> [INSTRUCTIONS FOR THE TASK]
Could you render the lines of the listing below, from the line with "data-point — [292, 379, 303, 390]" up to and including the line with "data-point — [281, 348, 292, 359]", as a Markdown table with the columns No. and Line, leaving out any blank lines?
§ §
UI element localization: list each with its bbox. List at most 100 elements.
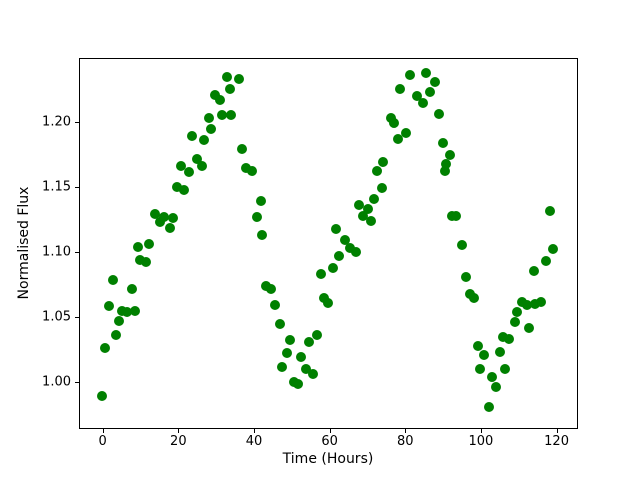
data-point — [292, 379, 303, 390]
data-point — [450, 211, 461, 222]
data-point — [350, 246, 361, 257]
data-point — [395, 84, 406, 95]
data-point — [474, 363, 485, 374]
data-point — [197, 160, 208, 171]
data-point — [130, 306, 141, 317]
data-point — [318, 292, 329, 303]
data-point — [140, 257, 151, 268]
data-point — [159, 212, 170, 223]
x-tick-label: 40 — [245, 434, 263, 449]
data-point — [226, 109, 237, 120]
data-point — [372, 165, 383, 176]
x-tick-label: 80 — [397, 434, 414, 449]
data-point — [333, 250, 344, 261]
data-point — [535, 296, 546, 307]
data-point — [392, 133, 403, 144]
data-point — [362, 203, 373, 214]
data-point — [437, 138, 448, 149]
data-point — [281, 348, 292, 359]
x-tick-mark — [178, 429, 180, 433]
data-point — [322, 298, 333, 308]
data-point — [241, 163, 252, 174]
data-point — [483, 401, 494, 412]
data-point — [528, 266, 539, 277]
data-point — [221, 72, 232, 83]
data-point — [494, 346, 505, 357]
data-point — [430, 77, 441, 88]
data-point — [357, 210, 368, 221]
data-point — [205, 124, 216, 135]
data-point — [143, 238, 154, 249]
data-point — [441, 158, 452, 169]
y-tick-mark — [75, 317, 79, 319]
data-point — [111, 330, 122, 341]
data-point — [469, 292, 480, 303]
y-tick-label: 1.00 — [42, 374, 71, 390]
data-point — [445, 150, 456, 161]
data-point — [260, 281, 271, 292]
data-point — [376, 182, 387, 193]
data-point — [540, 256, 551, 267]
data-point — [417, 98, 428, 109]
data-point — [354, 199, 365, 210]
y-tick-mark — [75, 187, 79, 189]
x-tick-label: 20 — [170, 434, 187, 449]
data-point — [296, 351, 307, 362]
data-point — [107, 275, 118, 286]
data-point — [154, 217, 165, 228]
data-point — [530, 298, 541, 309]
data-point — [461, 272, 472, 283]
x-tick-label: 60 — [321, 434, 338, 449]
data-point — [257, 230, 268, 241]
data-point — [511, 307, 522, 318]
data-point — [401, 128, 412, 139]
y-tick-label: 1.15 — [42, 179, 71, 195]
data-point — [99, 342, 110, 353]
data-point — [456, 239, 467, 250]
data-point — [405, 70, 416, 81]
data-point — [255, 196, 266, 207]
data-point — [164, 222, 175, 233]
data-point — [215, 95, 226, 106]
data-point — [439, 166, 450, 177]
data-point — [389, 117, 400, 128]
data-point — [487, 371, 498, 382]
x-tick-mark — [329, 429, 331, 433]
data-point — [274, 319, 285, 330]
data-point — [503, 334, 514, 344]
data-point — [285, 335, 296, 346]
data-point — [172, 181, 183, 192]
data-point — [167, 212, 178, 223]
data-point — [187, 130, 198, 141]
data-point — [472, 340, 483, 351]
data-point — [491, 381, 502, 392]
data-point — [179, 184, 190, 195]
data-point — [126, 284, 137, 295]
y-tick-label: 1.20 — [42, 114, 71, 130]
x-tick-mark — [102, 429, 104, 433]
y-tick-label: 1.10 — [42, 244, 71, 260]
x-tick-mark — [480, 429, 482, 433]
x-axis-label: Time (Hours) — [282, 451, 374, 467]
data-point — [433, 108, 444, 119]
x-tick-label: 0 — [98, 434, 107, 449]
data-point — [209, 90, 220, 101]
data-point — [246, 166, 257, 177]
data-point — [277, 361, 288, 372]
data-point — [311, 330, 322, 341]
y-tick-mark — [75, 382, 79, 384]
data-point — [424, 87, 435, 98]
data-point — [133, 241, 143, 252]
data-point — [97, 391, 108, 402]
x-tick-mark — [556, 429, 558, 433]
data-point — [300, 363, 311, 374]
data-point — [330, 223, 341, 234]
data-point — [150, 208, 161, 219]
x-tick-label: 120 — [544, 434, 569, 449]
data-point — [365, 215, 376, 226]
data-point — [510, 316, 521, 327]
plot-area — [79, 58, 578, 429]
data-point — [266, 283, 277, 294]
y-tick-mark — [75, 252, 79, 254]
data-point — [103, 300, 114, 311]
§ §
> [TASK OUTPUT]
| No. | Line |
|---|---|
| 1 | data-point — [292, 379, 303, 390] |
| 2 | data-point — [450, 211, 461, 222] |
| 3 | data-point — [350, 246, 361, 257] |
| 4 | data-point — [395, 84, 406, 95] |
| 5 | data-point — [474, 363, 485, 374] |
| 6 | data-point — [197, 160, 208, 171] |
| 7 | data-point — [130, 306, 141, 317] |
| 8 | data-point — [318, 292, 329, 303] |
| 9 | data-point — [140, 257, 151, 268] |
| 10 | data-point — [159, 212, 170, 223] |
| 11 | x-tick-label: 40 — [245, 434, 263, 449] |
| 12 | data-point — [226, 109, 237, 120] |
| 13 | data-point — [372, 165, 383, 176] |
| 14 | x-tick-label: 80 — [397, 434, 414, 449] |
| 15 | data-point — [333, 250, 344, 261] |
| 16 | data-point — [535, 296, 546, 307] |
| 17 | data-point — [392, 133, 403, 144] |
| 18 | data-point — [362, 203, 373, 214] |
| 19 | data-point — [437, 138, 448, 149] |
| 20 | data-point — [281, 348, 292, 359] |